-- Begin MATERIAL PROVIDED --

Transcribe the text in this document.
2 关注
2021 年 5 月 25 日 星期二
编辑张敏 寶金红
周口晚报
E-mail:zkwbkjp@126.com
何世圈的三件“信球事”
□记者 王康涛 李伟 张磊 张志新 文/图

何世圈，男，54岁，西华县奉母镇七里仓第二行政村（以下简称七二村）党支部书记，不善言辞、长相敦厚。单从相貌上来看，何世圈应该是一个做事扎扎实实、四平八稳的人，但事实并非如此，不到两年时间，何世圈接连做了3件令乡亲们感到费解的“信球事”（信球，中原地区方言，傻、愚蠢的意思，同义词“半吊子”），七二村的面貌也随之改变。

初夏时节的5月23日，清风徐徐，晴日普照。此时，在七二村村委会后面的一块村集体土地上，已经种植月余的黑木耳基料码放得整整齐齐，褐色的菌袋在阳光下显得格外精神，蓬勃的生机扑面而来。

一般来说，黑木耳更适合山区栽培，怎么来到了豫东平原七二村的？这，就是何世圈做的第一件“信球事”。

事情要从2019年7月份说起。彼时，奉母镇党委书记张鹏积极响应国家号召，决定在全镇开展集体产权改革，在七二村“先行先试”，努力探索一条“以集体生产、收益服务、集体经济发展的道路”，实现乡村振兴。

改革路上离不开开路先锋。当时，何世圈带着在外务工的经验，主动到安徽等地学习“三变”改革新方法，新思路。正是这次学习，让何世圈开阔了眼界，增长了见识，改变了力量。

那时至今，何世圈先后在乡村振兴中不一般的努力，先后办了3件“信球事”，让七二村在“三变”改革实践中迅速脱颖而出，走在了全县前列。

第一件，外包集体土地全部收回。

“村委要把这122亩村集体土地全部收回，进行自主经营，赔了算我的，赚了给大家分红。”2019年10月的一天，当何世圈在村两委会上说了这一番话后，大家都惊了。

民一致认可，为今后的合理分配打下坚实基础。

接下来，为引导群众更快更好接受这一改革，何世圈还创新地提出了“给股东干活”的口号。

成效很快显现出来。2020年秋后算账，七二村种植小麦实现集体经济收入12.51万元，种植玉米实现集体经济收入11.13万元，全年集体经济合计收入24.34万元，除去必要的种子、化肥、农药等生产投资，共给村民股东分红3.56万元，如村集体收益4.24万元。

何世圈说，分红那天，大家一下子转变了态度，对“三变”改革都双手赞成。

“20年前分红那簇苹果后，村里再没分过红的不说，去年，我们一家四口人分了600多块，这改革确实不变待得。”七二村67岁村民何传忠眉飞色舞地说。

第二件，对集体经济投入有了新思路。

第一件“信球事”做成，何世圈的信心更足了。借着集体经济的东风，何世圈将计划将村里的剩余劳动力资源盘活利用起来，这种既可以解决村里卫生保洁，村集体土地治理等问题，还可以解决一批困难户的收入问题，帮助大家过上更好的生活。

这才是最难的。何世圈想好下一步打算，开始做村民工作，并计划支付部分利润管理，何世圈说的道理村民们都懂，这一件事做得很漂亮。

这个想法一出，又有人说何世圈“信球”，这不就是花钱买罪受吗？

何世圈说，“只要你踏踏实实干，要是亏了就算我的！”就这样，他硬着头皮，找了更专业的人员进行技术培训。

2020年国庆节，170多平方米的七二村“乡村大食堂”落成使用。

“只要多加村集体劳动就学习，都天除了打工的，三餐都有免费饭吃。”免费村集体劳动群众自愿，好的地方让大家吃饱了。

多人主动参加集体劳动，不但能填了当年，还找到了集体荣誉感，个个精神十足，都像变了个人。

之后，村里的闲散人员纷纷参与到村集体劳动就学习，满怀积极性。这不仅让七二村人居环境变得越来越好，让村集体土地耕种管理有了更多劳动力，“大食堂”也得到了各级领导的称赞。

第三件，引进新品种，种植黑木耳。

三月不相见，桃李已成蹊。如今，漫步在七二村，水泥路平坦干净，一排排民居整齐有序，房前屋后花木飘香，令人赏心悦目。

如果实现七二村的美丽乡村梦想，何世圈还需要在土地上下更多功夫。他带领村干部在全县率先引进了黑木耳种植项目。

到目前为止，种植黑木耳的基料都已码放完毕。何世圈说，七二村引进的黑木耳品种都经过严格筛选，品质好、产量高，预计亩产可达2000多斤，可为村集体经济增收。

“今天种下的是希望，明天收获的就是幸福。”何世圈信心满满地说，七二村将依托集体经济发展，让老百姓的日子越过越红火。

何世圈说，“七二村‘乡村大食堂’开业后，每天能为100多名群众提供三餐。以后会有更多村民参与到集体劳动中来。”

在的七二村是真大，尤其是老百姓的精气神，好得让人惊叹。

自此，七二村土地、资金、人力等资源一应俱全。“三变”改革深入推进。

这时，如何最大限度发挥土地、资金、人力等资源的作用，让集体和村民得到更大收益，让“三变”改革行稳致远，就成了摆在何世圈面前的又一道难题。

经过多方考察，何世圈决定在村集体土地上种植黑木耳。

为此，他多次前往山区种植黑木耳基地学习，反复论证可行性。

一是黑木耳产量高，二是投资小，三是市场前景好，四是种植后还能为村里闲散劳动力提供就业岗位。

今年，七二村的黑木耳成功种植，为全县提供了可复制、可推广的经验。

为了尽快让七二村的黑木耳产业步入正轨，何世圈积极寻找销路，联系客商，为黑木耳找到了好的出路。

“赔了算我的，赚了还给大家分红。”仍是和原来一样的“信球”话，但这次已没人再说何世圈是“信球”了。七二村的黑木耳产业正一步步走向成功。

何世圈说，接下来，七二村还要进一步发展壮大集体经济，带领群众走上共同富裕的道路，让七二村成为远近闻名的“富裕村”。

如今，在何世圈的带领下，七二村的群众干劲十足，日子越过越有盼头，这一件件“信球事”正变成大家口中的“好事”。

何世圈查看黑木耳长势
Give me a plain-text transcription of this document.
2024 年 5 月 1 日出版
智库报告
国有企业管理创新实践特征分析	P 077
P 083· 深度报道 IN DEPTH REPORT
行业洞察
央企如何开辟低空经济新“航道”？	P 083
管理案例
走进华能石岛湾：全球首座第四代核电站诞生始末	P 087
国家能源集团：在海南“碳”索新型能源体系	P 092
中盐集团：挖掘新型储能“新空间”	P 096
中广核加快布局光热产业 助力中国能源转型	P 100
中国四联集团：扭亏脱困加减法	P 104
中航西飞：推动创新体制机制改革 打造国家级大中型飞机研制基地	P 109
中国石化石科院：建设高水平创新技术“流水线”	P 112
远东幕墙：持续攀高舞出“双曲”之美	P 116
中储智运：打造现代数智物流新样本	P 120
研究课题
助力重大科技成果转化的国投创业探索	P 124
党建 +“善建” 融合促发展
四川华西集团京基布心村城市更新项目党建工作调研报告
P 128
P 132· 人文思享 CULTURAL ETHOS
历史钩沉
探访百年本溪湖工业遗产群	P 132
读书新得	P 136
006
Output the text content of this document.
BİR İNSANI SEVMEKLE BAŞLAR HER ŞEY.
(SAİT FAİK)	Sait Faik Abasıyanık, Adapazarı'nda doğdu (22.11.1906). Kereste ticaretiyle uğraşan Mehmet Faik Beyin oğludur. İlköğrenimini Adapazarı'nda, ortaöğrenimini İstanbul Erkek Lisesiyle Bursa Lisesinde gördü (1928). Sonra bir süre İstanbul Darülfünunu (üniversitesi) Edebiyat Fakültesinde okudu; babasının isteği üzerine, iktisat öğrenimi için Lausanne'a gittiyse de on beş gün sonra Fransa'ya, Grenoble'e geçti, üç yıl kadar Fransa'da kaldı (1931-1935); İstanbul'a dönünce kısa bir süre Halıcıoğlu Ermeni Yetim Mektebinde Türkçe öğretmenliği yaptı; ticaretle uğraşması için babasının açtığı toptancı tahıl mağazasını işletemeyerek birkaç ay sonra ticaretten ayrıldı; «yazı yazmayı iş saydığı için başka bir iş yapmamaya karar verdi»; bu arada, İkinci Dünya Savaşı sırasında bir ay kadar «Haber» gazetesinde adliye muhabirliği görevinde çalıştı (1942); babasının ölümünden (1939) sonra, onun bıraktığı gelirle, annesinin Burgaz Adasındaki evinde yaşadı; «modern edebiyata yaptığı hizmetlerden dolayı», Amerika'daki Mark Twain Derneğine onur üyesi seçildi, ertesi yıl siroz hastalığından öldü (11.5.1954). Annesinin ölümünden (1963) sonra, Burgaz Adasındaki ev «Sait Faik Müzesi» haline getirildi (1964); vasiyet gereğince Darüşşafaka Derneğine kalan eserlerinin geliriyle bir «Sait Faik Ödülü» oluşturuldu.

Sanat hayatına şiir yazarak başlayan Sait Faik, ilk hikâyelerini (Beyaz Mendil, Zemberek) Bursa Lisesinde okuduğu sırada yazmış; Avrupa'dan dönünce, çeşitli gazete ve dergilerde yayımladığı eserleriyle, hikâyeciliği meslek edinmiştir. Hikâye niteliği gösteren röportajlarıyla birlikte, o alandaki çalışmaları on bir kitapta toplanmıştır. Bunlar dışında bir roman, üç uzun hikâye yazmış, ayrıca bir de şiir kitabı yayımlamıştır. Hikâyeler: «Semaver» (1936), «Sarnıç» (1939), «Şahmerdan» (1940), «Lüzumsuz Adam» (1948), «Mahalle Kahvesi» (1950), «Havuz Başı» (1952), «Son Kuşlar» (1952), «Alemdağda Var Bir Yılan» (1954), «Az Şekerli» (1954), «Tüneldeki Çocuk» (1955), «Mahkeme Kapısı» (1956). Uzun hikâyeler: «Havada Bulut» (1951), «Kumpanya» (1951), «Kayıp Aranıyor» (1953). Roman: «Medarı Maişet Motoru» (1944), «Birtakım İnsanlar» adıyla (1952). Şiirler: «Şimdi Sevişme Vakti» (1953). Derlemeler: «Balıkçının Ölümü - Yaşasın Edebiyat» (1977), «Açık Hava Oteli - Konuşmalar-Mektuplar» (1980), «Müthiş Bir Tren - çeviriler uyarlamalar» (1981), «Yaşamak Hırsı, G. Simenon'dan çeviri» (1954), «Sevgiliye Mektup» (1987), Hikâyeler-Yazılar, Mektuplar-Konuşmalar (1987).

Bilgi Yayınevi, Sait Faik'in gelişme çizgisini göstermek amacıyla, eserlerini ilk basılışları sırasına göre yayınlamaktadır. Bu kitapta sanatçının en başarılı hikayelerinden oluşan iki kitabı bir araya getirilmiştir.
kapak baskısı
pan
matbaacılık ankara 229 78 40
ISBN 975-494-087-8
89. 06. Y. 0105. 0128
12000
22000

-- End MATERIAL PROVIDED --

> SHORT TASK:
Copy out every line of the data that includes the word "赔了算我的".

> CORRECT OUTPUT:
“村委要把这122亩村集体土地全部收回，进行自主经营，赔了算我的，赚了给大家分红。”2019年10月的一天，当何世圈在村两委会上说了这一番话后，大家都惊了。
“赔了算我的，赚了还给大家分红。”仍是和原来一样的“信球”话，但这次已没人再说何世圈是“信球”了。七二村的黑木耳产业正一步步走向成功。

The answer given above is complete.